### AIM OF THE EXERCISE
Reproduce all records verbatim.

### INPUT FOR THIS TASK
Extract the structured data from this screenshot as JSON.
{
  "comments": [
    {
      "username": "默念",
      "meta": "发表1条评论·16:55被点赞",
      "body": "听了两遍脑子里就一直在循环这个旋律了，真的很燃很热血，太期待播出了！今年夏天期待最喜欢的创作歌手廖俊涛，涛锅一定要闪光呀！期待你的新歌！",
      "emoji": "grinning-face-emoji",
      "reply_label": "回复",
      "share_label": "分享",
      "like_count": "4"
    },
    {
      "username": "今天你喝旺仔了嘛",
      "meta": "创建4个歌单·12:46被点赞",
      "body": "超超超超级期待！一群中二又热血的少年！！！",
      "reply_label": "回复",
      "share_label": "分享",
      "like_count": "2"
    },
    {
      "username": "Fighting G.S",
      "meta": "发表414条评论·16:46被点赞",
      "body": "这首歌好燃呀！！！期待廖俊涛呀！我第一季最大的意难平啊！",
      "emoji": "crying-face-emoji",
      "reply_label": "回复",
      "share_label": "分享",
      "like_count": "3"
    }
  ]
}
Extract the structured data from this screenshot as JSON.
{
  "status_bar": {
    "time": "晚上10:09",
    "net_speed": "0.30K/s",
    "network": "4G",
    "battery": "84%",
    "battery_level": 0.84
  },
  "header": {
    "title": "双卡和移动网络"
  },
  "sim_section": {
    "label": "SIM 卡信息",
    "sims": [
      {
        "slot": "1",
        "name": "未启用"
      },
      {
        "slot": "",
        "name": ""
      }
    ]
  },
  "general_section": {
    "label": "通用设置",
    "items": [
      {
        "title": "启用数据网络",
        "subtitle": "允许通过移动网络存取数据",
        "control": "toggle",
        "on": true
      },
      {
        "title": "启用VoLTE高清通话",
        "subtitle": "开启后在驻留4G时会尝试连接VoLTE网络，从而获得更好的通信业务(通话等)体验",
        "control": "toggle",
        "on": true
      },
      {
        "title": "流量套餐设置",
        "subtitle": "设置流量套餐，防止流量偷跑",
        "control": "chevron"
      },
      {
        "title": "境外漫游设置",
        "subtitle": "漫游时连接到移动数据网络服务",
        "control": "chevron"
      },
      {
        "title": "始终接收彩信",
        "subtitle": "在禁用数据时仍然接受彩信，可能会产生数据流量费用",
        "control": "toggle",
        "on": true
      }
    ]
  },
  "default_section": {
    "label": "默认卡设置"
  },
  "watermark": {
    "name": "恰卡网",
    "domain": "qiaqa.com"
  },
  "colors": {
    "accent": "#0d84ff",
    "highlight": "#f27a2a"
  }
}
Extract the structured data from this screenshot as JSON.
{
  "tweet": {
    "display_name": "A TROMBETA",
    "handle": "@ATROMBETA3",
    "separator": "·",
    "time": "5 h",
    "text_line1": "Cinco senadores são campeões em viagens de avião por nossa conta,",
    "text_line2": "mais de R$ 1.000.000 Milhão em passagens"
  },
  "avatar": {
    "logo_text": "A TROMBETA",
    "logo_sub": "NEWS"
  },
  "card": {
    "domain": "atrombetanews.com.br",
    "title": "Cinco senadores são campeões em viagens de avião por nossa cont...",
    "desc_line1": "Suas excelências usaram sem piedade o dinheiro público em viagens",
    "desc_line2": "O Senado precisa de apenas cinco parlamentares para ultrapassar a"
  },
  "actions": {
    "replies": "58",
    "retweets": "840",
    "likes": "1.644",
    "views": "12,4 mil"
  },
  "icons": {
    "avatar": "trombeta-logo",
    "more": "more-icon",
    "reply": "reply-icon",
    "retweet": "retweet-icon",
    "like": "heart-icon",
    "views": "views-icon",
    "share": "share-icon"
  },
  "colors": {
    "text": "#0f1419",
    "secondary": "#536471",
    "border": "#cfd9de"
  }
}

### FINAL RESULT
Extract the structured data from this screenshot as JSON.
{
  "comments": [
    {
      "username": "默念",
      "meta": "发表1条评论·16:55被点赞",
      "body": "听了两遍脑子里就一直在循环这个旋律了，真的很燃很热血，太期待播出了！今年夏天期待最喜欢的创作歌手廖俊涛，涛锅一定要闪光呀！期待你的新歌！",
      "emoji": "grinning-face-emoji",
      "reply_label": "回复",
      "share_label": "分享",
      "like_count": "4"
    },
    {
      "username": "今天你喝旺仔了嘛",
      "meta": "创建4个歌单·12:46被点赞",
      "body": "超超超超级期待！一群中二又热血的少年！！！",
      "reply_label": "回复",
      "share_label": "分享",
      "like_count": "2"
    },
    {
      "username": "Fighting G.S",
      "meta": "发表414条评论·16:46被点赞",
      "body": "这首歌好燃呀！！！期待廖俊涛呀！我第一季最大的意难平啊！",
      "emoji": "crying-face-emoji",
      "reply_label": "回复",
      "share_label": "分享",
      "like_count": "3"
    }
  ]
}
Extract the structured data from this screenshot as JSON.
{
  "status_bar": {
    "time": "晚上10:09",
    "net_speed": "0.30K/s",
    "network": "4G",
    "battery": "84%",
    "battery_level": 0.84
  },
  "header": {
    "title": "双卡和移动网络"
  },
  "sim_section": {
    "label": "SIM 卡信息",
    "sims": [
      {
        "slot": "1",
        "name": "未启用"
      },
      {
        "slot": "",
        "name": ""
      }
    ]
  },
  "general_section": {
    "label": "通用设置",
    "items": [
      {
        "title": "启用数据网络",
        "subtitle": "允许通过移动网络存取数据",
        "control": "toggle",
        "on": true
      },
      {
        "title": "启用VoLTE高清通话",
        "subtitle": "开启后在驻留4G时会尝试连接VoLTE网络，从而获得更好的通信业务(通话等)体验",
        "control": "toggle",
        "on": true
      },
      {
        "title": "流量套餐设置",
        "subtitle": "设置流量套餐，防止流量偷跑",
        "control": "chevron"
      },
      {
        "title": "境外漫游设置",
        "subtitle": "漫游时连接到移动数据网络服务",
        "control": "chevron"
      },
      {
        "title": "始终接收彩信",
        "subtitle": "在禁用数据时仍然接受彩信，可能会产生数据流量费用",
        "control": "toggle",
        "on": true
      }
    ]
  },
  "default_section": {
    "label": "默认卡设置"
  },
  "watermark": {
    "name": "恰卡网",
    "domain": "qiaqa.com"
  },
  "colors": {
    "accent": "#0d84ff",
    "highlight": "#f27a2a"
  }
}
Extract the structured data from this screenshot as JSON.
{
  "tweet": {
    "display_name": "A TROMBETA",
    "handle": "@ATROMBETA3",
    "separator": "·",
    "time": "5 h",
    "text_line1": "Cinco senadores são campeões em viagens de avião por nossa conta,",
    "text_line2": "mais de R$ 1.000.000 Milhão em passagens"
  },
  "avatar": {
    "logo_text": "A TROMBETA",
    "logo_sub": "NEWS"
  },
  "card": {
    "domain": "atrombetanews.com.br",
    "title": "Cinco senadores são campeões em viagens de avião por nossa cont...",
    "desc_line1": "Suas excelências usaram sem piedade o dinheiro público em viagens",
    "desc_line2": "O Senado precisa de apenas cinco parlamentares para ultrapassar a"
  },
  "actions": {
    "replies": "58",
    "retweets": "840",
    "likes": "1.644",
    "views": "12,4 mil"
  },
  "icons": {
    "avatar": "trombeta-logo",
    "more": "more-icon",
    "reply": "reply-icon",
    "retweet": "retweet-icon",
    "like": "heart-icon",
    "views": "views-icon",
    "share": "share-icon"
  },
  "colors": {
    "text": "#0f1419",
    "secondary": "#536471",
    "border": "#cfd9de"
  }
}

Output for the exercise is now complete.